* [WHAT NEEDS TO BE DONE]
Every line that contains the word "modified" should be copied.

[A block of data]
========

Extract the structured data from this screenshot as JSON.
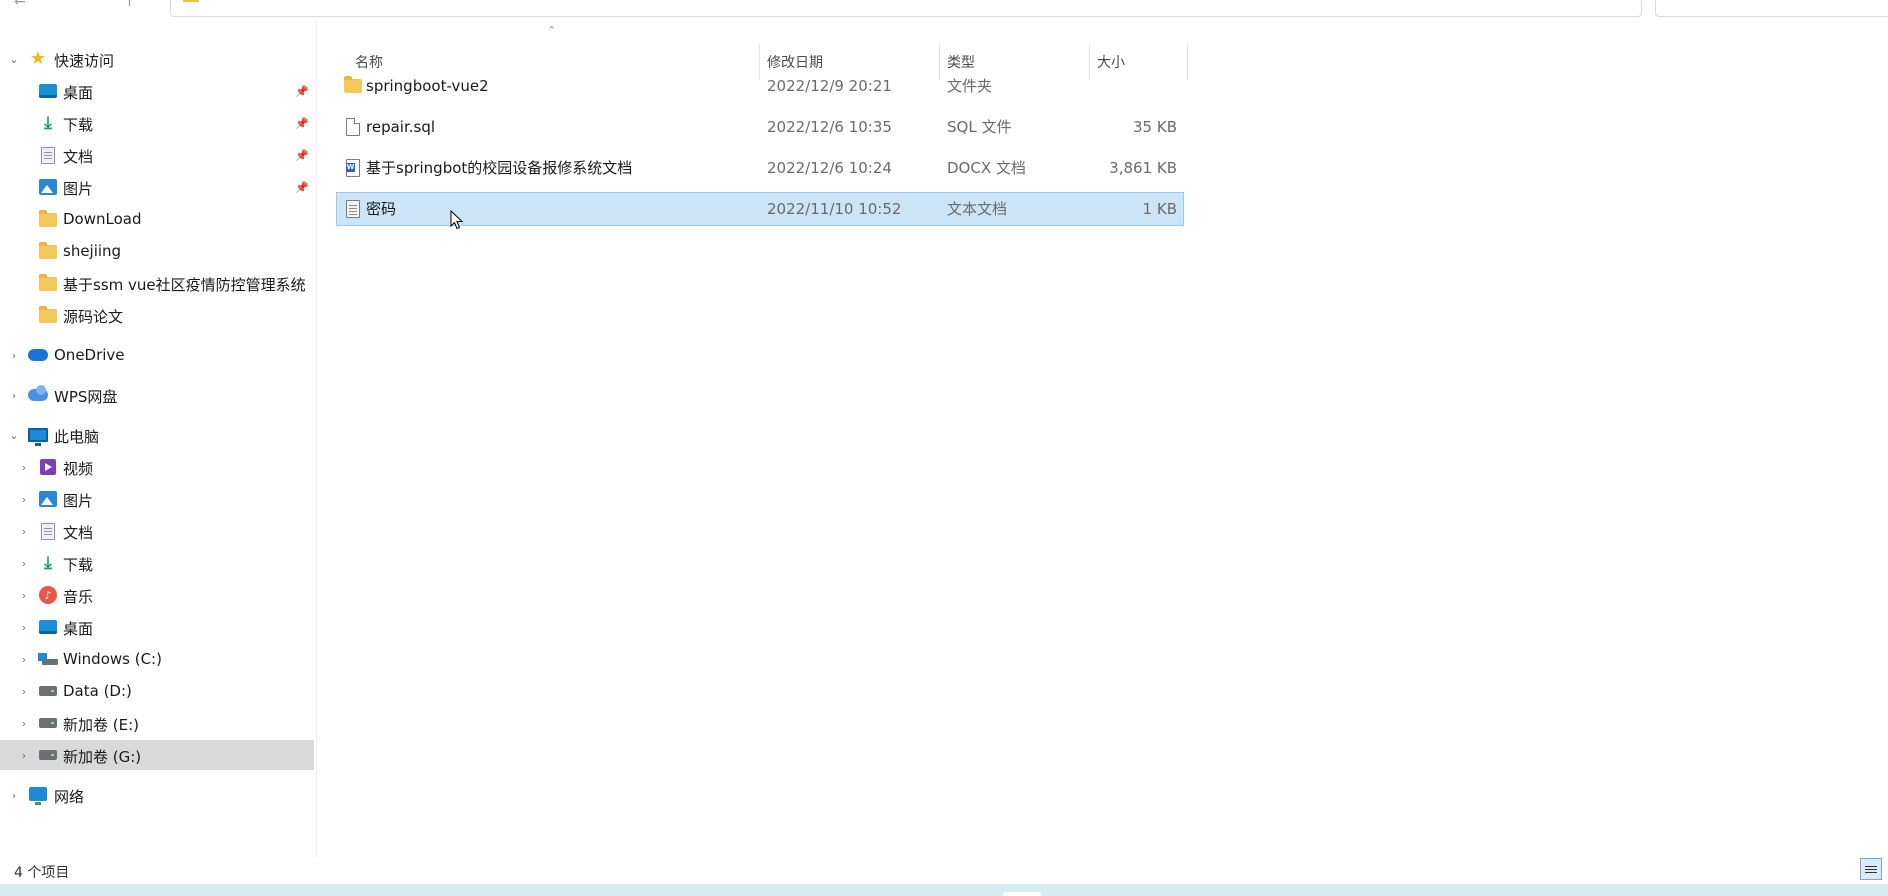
{
  "sidebar": {
    "quick_access": {
      "label": "快速访问",
      "items": [
        {
          "label": "桌面",
          "icon": "desktop-icon",
          "pinned": true
        },
        {
          "label": "下载",
          "icon": "download-icon",
          "pinned": true
        },
        {
          "label": "文档",
          "icon": "document-icon",
          "pinned": true
        },
        {
          "label": "图片",
          "icon": "pictures-icon",
          "pinned": true
        },
        {
          "label": "DownLoad",
          "icon": "folder-icon"
        },
        {
          "label": "shejiing",
          "icon": "folder-icon"
        },
        {
          "label": "基于ssm vue社区疫情防控管理系统",
          "icon": "folder-icon"
        },
        {
          "label": "源码论文",
          "icon": "folder-icon"
        }
      ]
    },
    "onedrive": {
      "label": "OneDrive"
    },
    "wps": {
      "label": "WPS网盘"
    },
    "this_pc": {
      "label": "此电脑",
      "items": [
        {
          "label": "视频",
          "icon": "video-icon"
        },
        {
          "label": "图片",
          "icon": "pictures-icon"
        },
        {
          "label": "文档",
          "icon": "document-icon"
        },
        {
          "label": "下载",
          "icon": "download-icon"
        },
        {
          "label": "音乐",
          "icon": "music-icon"
        },
        {
          "label": "桌面",
          "icon": "desktop-icon"
        },
        {
          "label": "Windows (C:)",
          "icon": "windows-drive-icon"
        },
        {
          "label": "Data (D:)",
          "icon": "drive-icon"
        },
        {
          "label": "新加卷 (E:)",
          "icon": "drive-icon"
        },
        {
          "label": "新加卷 (G:)",
          "icon": "drive-icon",
          "selected": true
        }
      ]
    },
    "network": {
      "label": "网络"
    }
  },
  "columns": {
    "name": "名称",
    "modified": "修改日期",
    "type": "类型",
    "size": "大小"
  },
  "files": [
    {
      "name": "springboot-vue2",
      "modified": "2022/12/9 20:21",
      "type": "文件夹",
      "size": "",
      "icon": "folder-icon"
    },
    {
      "name": "repair.sql",
      "modified": "2022/12/6 10:35",
      "type": "SQL 文件",
      "size": "35 KB",
      "icon": "sql-file-icon"
    },
    {
      "name": "基于springbot的校园设备报修系统文档",
      "modified": "2022/12/6 10:24",
      "type": "DOCX 文档",
      "size": "3,861 KB",
      "icon": "docx-file-icon"
    },
    {
      "name": "密码",
      "modified": "2022/11/10 10:52",
      "type": "文本文档",
      "size": "1 KB",
      "icon": "text-file-icon",
      "selected": true
    }
  ],
  "status": {
    "item_count": "4 个项目"
  },
  "colors": {
    "selection": "#cce4f7",
    "sidebar_selected": "#d9d9d9",
    "taskbar": "#d7ecef"
  }
}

========

* [ANSWER TO THE EXERCISE]
    "modified": "修改日期",
      "modified": "2022/12/9 20:21",
      "modified": "2022/12/6 10:35",
      "modified": "2022/12/6 10:24",
      "modified": "2022/11/10 10:52",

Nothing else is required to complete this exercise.